#### Exercise instructions
Pick out and copy every line below that has the word "color".

#### Supplied material

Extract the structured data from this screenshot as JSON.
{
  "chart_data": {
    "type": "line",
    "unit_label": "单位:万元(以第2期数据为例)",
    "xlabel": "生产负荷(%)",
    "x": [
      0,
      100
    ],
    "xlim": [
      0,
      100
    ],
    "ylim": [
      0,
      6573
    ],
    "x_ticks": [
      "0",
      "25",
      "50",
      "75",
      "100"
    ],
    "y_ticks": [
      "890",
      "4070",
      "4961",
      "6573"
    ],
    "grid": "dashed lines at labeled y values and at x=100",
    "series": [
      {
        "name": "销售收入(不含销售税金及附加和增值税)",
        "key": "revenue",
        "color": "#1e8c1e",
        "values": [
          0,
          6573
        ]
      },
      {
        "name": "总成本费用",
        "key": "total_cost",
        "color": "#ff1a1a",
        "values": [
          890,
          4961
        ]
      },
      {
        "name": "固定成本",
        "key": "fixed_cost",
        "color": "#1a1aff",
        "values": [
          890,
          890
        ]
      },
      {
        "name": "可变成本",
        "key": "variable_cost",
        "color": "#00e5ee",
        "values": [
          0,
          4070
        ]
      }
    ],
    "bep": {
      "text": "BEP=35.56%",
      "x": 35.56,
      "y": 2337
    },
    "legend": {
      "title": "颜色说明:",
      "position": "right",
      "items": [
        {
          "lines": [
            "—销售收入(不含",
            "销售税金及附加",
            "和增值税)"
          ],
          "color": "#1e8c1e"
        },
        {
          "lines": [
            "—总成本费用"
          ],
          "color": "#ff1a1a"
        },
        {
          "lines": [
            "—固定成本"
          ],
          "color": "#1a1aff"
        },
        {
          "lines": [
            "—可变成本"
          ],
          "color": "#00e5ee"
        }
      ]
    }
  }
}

#### Solution
        "color": "#1e8c1e",
        "color": "#ff1a1a",
        "color": "#1a1aff",
        "color": "#00e5ee",
          "color": "#1e8c1e"
          "color": "#ff1a1a"
          "color": "#1a1aff"
          "color": "#00e5ee"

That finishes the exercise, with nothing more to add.